▶ _STATED TASK_
Copy each line of the data below with the word "nicht".

▶ _RECORDS FOR THIS EXERCISE_

◆ ◆ ◆ ◆ ◆

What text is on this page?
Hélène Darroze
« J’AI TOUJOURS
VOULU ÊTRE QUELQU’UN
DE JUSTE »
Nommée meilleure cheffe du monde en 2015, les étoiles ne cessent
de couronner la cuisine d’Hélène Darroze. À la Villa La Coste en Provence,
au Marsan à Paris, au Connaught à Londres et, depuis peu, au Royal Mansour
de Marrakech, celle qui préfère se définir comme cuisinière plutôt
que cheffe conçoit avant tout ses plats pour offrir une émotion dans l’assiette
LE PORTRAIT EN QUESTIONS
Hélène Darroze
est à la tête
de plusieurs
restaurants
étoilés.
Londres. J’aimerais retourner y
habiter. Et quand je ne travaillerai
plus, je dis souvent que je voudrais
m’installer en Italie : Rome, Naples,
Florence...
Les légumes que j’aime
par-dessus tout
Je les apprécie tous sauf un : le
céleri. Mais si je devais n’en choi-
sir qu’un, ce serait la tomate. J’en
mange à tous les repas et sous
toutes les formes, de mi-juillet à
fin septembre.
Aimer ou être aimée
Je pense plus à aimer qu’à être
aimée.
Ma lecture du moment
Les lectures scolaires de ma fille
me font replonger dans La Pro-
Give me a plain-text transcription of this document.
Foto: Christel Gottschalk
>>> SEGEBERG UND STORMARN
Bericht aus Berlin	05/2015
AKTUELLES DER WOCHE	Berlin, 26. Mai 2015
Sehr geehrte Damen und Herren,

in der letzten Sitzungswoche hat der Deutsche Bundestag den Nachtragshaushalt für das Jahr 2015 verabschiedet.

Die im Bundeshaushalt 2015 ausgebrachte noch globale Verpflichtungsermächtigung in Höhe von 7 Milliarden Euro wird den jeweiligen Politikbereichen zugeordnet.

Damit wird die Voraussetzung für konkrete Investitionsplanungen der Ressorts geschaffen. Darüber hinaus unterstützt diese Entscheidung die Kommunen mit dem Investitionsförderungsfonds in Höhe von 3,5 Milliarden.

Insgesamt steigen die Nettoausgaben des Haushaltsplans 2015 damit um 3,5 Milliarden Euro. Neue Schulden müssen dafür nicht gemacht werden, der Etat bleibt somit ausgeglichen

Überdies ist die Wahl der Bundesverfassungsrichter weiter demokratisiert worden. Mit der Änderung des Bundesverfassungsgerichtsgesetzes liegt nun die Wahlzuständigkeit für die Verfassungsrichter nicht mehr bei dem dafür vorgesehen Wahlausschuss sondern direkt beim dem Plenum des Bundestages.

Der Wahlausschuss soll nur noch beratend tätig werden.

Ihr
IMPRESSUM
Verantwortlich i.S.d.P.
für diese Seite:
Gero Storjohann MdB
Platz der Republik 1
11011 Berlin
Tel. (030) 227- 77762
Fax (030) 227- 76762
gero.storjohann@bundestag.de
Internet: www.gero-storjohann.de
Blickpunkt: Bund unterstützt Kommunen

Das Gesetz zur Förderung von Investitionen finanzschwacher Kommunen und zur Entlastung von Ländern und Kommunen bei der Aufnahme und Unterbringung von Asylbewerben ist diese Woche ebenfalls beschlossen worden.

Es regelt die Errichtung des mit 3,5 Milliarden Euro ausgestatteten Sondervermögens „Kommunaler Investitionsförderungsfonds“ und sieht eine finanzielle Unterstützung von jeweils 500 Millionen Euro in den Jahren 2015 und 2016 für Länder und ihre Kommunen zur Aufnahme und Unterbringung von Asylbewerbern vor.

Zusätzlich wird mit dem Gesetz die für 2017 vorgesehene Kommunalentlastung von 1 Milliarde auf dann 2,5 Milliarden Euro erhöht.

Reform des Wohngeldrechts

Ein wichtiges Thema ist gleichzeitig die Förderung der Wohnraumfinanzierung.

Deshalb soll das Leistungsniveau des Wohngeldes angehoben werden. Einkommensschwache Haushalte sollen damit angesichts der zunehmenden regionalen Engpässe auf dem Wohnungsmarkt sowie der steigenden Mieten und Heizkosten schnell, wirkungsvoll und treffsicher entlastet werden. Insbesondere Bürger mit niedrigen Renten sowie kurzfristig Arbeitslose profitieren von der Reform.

◆ ◆ ◆ ◆ ◆

▶ _THE RESULT_
Insgesamt steigen die Nettoausgaben des Haushaltsplans 2015 damit um 3,5 Milliarden Euro. Neue Schulden müssen dafür nicht gemacht werden, der Etat bleibt somit ausgeglichen
Überdies ist die Wahl der Bundesverfassungsrichter weiter demokratisiert worden. Mit der Änderung des Bundesverfassungsgerichtsgesetzes liegt nun die Wahlzuständigkeit für die Verfassungsrichter nicht mehr bei dem dafür vorgesehen Wahlausschuss sondern direkt beim dem Plenum des Bundestages.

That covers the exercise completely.